(Dataset entries)
* * * * * * * * *

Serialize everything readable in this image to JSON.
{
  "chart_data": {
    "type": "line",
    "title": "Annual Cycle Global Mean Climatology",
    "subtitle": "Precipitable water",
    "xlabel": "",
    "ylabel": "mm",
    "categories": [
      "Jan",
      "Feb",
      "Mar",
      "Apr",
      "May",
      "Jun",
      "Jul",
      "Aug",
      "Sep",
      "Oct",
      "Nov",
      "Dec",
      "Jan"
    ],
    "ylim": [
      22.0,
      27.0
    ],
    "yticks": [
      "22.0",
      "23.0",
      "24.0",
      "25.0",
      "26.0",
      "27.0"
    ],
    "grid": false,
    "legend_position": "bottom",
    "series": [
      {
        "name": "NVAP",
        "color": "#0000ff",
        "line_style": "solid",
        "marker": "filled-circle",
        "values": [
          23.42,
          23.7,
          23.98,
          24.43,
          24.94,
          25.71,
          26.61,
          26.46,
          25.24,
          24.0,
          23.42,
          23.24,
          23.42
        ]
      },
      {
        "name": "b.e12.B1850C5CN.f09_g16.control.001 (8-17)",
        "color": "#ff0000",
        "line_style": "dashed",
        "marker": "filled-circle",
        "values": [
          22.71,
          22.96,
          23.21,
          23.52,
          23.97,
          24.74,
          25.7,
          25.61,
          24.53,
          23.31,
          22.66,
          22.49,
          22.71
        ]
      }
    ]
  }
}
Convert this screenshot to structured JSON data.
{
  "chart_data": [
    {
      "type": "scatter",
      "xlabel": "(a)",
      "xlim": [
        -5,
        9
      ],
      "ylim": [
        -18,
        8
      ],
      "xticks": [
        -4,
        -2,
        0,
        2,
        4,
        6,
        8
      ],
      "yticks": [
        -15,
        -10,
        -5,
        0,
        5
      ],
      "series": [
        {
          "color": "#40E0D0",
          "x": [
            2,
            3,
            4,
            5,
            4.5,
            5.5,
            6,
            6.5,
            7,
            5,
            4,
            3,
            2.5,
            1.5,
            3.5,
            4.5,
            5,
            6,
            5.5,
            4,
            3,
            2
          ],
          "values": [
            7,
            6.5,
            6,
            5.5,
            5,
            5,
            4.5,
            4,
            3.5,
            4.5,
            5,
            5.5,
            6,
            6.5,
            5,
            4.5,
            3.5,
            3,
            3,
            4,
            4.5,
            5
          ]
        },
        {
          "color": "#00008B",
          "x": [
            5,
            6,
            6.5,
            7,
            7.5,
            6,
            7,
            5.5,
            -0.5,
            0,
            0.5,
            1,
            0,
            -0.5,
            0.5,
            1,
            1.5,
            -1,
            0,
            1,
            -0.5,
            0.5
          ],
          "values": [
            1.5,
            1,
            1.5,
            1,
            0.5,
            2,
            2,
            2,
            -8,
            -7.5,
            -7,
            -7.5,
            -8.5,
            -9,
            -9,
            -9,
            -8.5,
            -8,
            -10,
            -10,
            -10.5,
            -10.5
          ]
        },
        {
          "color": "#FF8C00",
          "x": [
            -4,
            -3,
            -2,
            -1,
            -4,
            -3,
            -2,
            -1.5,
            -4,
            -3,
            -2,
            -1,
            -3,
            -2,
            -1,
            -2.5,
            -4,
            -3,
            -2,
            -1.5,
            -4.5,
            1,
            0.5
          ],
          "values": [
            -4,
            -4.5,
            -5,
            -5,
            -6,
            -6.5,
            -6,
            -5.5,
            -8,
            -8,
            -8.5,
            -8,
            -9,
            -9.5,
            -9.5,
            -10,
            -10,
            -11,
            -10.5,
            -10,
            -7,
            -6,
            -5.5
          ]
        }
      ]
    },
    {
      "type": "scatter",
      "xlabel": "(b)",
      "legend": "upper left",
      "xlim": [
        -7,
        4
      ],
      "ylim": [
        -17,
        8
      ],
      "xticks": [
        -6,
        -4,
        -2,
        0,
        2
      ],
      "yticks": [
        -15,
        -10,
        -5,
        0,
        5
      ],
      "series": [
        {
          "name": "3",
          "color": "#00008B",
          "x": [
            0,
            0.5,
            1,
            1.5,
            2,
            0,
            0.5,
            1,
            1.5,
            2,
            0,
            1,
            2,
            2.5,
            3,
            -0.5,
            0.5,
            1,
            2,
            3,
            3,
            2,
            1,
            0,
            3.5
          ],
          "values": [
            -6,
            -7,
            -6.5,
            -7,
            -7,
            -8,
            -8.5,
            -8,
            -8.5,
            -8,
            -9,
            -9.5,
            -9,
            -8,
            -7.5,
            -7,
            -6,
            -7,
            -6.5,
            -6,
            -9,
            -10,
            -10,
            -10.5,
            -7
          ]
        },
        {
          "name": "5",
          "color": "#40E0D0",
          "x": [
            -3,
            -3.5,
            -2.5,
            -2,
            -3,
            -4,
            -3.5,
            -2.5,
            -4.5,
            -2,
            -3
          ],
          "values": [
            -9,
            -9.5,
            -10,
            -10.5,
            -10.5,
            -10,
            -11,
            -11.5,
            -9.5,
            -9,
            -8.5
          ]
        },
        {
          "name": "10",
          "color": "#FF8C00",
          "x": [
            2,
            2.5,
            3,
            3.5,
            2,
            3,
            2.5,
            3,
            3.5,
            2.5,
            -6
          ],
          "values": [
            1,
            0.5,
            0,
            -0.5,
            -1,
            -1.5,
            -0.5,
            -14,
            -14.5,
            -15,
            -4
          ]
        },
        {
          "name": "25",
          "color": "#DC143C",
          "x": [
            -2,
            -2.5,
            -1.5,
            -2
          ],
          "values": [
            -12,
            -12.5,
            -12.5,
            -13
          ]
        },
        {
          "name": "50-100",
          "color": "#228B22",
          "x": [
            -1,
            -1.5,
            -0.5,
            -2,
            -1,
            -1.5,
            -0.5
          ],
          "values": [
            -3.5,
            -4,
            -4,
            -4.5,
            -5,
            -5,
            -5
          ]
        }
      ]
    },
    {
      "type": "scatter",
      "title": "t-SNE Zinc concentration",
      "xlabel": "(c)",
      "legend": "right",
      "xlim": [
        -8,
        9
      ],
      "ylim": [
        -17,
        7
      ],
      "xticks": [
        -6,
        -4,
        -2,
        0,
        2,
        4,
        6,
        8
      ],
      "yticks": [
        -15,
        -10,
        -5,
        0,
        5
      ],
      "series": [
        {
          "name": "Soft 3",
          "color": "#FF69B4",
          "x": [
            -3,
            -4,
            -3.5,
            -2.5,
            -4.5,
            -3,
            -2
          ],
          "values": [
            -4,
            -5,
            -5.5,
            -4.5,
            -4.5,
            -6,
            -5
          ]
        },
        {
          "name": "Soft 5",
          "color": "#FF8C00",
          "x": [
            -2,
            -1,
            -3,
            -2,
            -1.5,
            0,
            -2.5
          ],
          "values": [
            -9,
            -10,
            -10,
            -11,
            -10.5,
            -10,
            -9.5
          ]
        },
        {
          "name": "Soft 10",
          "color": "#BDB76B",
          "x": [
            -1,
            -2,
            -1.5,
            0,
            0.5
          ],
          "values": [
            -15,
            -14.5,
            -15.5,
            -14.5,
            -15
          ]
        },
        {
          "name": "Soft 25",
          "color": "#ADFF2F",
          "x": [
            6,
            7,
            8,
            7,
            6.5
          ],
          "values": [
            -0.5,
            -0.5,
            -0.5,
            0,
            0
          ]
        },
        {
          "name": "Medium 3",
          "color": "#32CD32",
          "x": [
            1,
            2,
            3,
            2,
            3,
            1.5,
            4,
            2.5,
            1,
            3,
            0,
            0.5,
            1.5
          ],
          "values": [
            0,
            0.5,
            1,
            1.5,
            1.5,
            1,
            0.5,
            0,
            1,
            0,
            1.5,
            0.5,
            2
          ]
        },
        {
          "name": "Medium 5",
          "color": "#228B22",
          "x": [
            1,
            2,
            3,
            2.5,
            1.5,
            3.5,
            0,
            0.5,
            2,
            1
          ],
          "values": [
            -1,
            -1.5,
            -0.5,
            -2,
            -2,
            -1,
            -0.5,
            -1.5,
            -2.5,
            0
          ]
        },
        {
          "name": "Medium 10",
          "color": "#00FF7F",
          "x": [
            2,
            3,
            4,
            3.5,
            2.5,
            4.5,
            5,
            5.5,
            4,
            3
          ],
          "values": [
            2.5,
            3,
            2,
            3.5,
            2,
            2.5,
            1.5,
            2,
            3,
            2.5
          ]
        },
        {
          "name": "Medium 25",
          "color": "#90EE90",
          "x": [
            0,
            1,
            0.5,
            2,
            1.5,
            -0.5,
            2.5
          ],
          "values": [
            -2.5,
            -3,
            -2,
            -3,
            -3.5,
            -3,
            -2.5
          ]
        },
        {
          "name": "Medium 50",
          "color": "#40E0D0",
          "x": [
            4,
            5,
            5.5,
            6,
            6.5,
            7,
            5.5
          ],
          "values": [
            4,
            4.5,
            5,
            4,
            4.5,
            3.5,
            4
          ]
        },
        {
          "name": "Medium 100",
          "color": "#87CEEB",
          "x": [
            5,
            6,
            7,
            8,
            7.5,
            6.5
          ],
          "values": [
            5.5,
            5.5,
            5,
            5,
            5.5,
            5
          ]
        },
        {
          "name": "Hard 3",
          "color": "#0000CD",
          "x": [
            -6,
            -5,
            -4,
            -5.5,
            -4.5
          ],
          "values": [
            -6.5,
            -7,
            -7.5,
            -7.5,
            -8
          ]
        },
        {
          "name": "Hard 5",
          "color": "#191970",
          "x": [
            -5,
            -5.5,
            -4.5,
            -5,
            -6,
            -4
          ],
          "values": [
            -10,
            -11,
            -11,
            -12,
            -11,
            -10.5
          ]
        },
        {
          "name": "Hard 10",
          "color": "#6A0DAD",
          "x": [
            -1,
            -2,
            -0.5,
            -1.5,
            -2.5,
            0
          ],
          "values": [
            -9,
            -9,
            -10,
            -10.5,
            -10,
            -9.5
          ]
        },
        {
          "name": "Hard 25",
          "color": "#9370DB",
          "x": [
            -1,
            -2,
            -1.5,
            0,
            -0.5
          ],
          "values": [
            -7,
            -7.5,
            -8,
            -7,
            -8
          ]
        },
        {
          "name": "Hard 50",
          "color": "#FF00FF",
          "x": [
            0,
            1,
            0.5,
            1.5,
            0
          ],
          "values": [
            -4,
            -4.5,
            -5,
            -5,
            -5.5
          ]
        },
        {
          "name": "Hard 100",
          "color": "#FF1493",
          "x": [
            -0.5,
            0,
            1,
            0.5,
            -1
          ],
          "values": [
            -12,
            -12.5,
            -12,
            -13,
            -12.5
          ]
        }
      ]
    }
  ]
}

* * * * * * * * *

| Task to complete |
Pick out every line above that contains the word "this" and copy it.

| The answer |
Serialize everything readable in this image to JSON.
Convert this screenshot to structured JSON data.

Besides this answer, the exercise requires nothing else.